## BEGIN EXERCISE INPUT

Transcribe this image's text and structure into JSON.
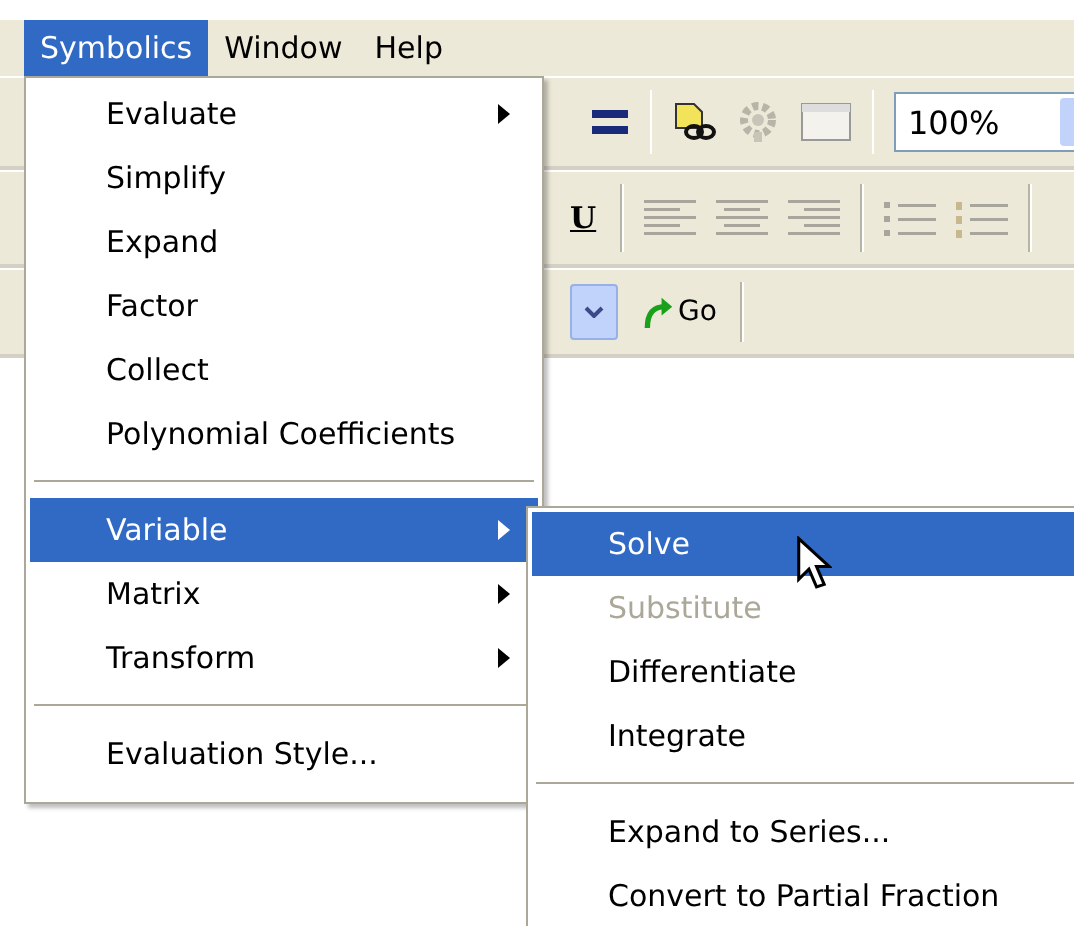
{
  "menubar": [
    {
      "label": "Symbolics",
      "selected": true
    },
    {
      "label": "Window",
      "selected": false
    },
    {
      "label": "Help",
      "selected": false
    }
  ],
  "toolbar": {
    "zoom": "100%",
    "underline_button": "U",
    "go_button": "Go"
  },
  "menu": {
    "items": [
      {
        "kind": "item",
        "label": "Evaluate",
        "submenu": true,
        "selected": false,
        "disabled": false
      },
      {
        "kind": "item",
        "label": "Simplify",
        "submenu": false,
        "selected": false,
        "disabled": false
      },
      {
        "kind": "item",
        "label": "Expand",
        "submenu": false,
        "selected": false,
        "disabled": false
      },
      {
        "kind": "item",
        "label": "Factor",
        "submenu": false,
        "selected": false,
        "disabled": false
      },
      {
        "kind": "item",
        "label": "Collect",
        "submenu": false,
        "selected": false,
        "disabled": false
      },
      {
        "kind": "item",
        "label": "Polynomial Coefficients",
        "submenu": false,
        "selected": false,
        "disabled": false
      },
      {
        "kind": "separator"
      },
      {
        "kind": "item",
        "label": "Variable",
        "submenu": true,
        "selected": true,
        "disabled": false
      },
      {
        "kind": "item",
        "label": "Matrix",
        "submenu": true,
        "selected": false,
        "disabled": false
      },
      {
        "kind": "item",
        "label": "Transform",
        "submenu": true,
        "selected": false,
        "disabled": false
      },
      {
        "kind": "separator"
      },
      {
        "kind": "item",
        "label": "Evaluation Style...",
        "submenu": false,
        "selected": false,
        "disabled": false
      }
    ]
  },
  "submenu": {
    "items": [
      {
        "kind": "item",
        "label": "Solve",
        "submenu": false,
        "selected": true,
        "disabled": false
      },
      {
        "kind": "item",
        "label": "Substitute",
        "submenu": false,
        "selected": false,
        "disabled": true
      },
      {
        "kind": "item",
        "label": "Differentiate",
        "submenu": false,
        "selected": false,
        "disabled": false
      },
      {
        "kind": "item",
        "label": "Integrate",
        "submenu": false,
        "selected": false,
        "disabled": false
      },
      {
        "kind": "separator"
      },
      {
        "kind": "item",
        "label": "Expand to Series...",
        "submenu": false,
        "selected": false,
        "disabled": false
      },
      {
        "kind": "item",
        "label": "Convert to Partial Fraction",
        "submenu": false,
        "selected": false,
        "disabled": false
      }
    ]
  }
}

## END EXERCISE INPUT

• _EXERCISE DETAILS_:
Pictures in the records must not appear in the copy; transcribe everything else precisely.

• _RESULT FOR THIS TASK_:
Transcribe this image's text and structure into JSON.
{
  "menubar": [
    {
      "label": "Symbolics",
      "selected": true
    },
    {
      "label": "Window",
      "selected": false
    },
    {
      "label": "Help",
      "selected": false
    }
  ],
  "toolbar": {
    "zoom": "100%",
    "underline_button": "U",
    "go_button": "Go"
  },
  "menu": {
    "items": [
      {
        "kind": "item",
        "label": "Evaluate",
        "submenu": true,
        "selected": false,
        "disabled": false
      },
      {
        "kind": "item",
        "label": "Simplify",
        "submenu": false,
        "selected": false,
        "disabled": false
      },
      {
        "kind": "item",
        "label": "Expand",
        "submenu": false,
        "selected": false,
        "disabled": false
      },
      {
        "kind": "item",
        "label": "Factor",
        "submenu": false,
        "selected": false,
        "disabled": false
      },
      {
        "kind": "item",
        "label": "Collect",
        "submenu": false,
        "selected": false,
        "disabled": false
      },
      {
        "kind": "item",
        "label": "Polynomial Coefficients",
        "submenu": false,
        "selected": false,
        "disabled": false
      },
      {
        "kind": "separator"
      },
      {
        "kind": "item",
        "label": "Variable",
        "submenu": true,
        "selected": true,
        "disabled": false
      },
      {
        "kind": "item",
        "label": "Matrix",
        "submenu": true,
        "selected": false,
        "disabled": false
      },
      {
        "kind": "item",
        "label": "Transform",
        "submenu": true,
        "selected": false,
        "disabled": false
      },
      {
        "kind": "separator"
      },
      {
        "kind": "item",
        "label": "Evaluation Style...",
        "submenu": false,
        "selected": false,
        "disabled": false
      }
    ]
  },
  "submenu": {
    "items": [
      {
        "kind": "item",
        "label": "Solve",
        "submenu": false,
        "selected": true,
        "disabled": false
      },
      {
        "kind": "item",
        "label": "Substitute",
        "submenu": false,
        "selected": false,
        "disabled": true
      },
      {
        "kind": "item",
        "label": "Differentiate",
        "submenu": false,
        "selected": false,
        "disabled": false
      },
      {
        "kind": "item",
        "label": "Integrate",
        "submenu": false,
        "selected": false,
        "disabled": false
      },
      {
        "kind": "separator"
      },
      {
        "kind": "item",
        "label": "Expand to Series...",
        "submenu": false,
        "selected": false,
        "disabled": false
      },
      {
        "kind": "item",
        "label": "Convert to Partial Fraction",
        "submenu": false,
        "selected": false,
        "disabled": false
      }
    ]
  }
}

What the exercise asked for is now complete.